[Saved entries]
========
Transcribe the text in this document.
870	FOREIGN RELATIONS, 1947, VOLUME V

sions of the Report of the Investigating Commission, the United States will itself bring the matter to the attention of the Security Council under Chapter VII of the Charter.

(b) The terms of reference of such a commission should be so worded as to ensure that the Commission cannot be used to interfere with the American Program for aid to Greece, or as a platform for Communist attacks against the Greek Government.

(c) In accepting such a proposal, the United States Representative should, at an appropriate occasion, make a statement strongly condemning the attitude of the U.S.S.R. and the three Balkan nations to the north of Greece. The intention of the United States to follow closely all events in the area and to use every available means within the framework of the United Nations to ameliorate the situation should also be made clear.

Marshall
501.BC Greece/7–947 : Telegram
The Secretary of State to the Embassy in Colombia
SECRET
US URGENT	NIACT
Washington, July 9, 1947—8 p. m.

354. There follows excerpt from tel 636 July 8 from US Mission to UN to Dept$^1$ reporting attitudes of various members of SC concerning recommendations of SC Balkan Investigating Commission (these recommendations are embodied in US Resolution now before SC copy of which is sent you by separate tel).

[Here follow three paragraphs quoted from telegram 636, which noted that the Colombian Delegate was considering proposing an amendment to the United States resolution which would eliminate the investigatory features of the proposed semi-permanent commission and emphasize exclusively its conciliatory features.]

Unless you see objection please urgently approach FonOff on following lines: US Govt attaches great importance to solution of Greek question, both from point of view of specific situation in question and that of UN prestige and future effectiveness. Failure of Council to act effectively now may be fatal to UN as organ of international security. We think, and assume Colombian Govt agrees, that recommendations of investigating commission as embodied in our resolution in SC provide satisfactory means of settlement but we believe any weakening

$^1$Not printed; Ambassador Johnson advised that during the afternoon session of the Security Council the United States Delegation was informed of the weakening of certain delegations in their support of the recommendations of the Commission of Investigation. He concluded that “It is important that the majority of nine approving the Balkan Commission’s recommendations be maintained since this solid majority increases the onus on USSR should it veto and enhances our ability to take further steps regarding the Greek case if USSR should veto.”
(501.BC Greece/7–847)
========
### Exercise task
In the entries above, some lines may contain the string "July"; report how many, without additional comment.

### The response
2